→ Goal of the exercise
Using the data below, copy every line that contains the word "Peter".

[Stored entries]
#####

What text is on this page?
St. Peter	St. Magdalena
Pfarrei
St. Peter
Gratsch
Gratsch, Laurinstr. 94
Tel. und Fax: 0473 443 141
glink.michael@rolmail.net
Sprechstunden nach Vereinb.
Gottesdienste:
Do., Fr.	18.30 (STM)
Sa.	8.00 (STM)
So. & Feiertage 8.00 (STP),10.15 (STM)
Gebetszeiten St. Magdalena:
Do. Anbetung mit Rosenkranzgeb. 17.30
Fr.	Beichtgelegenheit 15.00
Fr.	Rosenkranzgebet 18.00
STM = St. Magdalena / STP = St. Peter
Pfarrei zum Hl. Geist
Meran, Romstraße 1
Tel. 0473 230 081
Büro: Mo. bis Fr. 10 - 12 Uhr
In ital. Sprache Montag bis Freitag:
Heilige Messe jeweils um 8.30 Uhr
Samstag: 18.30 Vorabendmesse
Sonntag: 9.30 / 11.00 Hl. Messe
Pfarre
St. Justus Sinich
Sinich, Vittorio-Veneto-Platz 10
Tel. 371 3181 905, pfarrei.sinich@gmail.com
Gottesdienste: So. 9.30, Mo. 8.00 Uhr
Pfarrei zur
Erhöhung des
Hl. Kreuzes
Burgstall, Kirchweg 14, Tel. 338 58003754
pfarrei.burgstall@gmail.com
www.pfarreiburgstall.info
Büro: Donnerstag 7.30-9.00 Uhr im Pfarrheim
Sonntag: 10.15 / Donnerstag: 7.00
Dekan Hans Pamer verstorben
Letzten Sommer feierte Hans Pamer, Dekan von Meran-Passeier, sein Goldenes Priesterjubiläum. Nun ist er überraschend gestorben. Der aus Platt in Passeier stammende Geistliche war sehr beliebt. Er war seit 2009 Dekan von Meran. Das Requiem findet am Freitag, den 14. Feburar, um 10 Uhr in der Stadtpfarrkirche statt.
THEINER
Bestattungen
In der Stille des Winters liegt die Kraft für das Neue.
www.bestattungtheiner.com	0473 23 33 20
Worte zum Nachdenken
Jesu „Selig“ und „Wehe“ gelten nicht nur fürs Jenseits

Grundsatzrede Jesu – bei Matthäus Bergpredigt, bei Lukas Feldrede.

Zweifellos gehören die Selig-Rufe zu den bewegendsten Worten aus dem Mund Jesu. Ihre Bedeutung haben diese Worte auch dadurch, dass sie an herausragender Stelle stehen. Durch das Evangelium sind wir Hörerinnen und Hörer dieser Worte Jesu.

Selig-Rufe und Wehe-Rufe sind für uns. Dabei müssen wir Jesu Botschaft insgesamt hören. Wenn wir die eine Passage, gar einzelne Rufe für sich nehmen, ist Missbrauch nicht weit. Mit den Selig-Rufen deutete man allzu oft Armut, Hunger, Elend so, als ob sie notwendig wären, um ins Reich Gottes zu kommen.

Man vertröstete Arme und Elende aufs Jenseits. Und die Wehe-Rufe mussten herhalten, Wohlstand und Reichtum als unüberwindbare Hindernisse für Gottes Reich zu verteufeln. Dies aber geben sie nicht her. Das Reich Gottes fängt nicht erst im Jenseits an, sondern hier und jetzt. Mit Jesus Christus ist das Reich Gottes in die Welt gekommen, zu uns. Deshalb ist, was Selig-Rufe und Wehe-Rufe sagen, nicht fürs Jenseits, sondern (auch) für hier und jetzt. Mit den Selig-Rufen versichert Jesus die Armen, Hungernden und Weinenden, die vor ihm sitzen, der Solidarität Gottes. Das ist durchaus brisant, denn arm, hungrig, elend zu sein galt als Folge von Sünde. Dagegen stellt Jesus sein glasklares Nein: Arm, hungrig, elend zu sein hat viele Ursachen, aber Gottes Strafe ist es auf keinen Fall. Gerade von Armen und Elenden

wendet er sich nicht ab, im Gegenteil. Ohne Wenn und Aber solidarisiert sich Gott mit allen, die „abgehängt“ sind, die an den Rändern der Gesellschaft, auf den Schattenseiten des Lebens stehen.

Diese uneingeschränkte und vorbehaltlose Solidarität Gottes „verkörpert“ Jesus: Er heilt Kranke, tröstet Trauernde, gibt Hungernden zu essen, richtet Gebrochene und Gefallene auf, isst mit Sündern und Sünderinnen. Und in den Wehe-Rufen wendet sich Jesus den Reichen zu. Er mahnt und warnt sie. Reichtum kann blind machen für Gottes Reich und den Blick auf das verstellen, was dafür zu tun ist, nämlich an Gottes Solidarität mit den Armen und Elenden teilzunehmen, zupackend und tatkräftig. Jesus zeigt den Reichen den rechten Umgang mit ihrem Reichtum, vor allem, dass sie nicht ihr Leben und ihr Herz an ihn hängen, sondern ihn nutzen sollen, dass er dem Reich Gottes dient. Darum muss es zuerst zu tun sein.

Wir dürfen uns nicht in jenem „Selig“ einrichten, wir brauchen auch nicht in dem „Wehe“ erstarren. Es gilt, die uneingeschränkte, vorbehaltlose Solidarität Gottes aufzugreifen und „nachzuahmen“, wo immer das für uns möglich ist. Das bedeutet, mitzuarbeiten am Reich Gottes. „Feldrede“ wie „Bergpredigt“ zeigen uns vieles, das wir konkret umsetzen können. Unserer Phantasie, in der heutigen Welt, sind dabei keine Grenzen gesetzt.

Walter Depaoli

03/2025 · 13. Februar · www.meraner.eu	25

#####

→ Written reply
St. Peter	St. Magdalena
St. Peter
STM = St. Magdalena / STP = St. Peter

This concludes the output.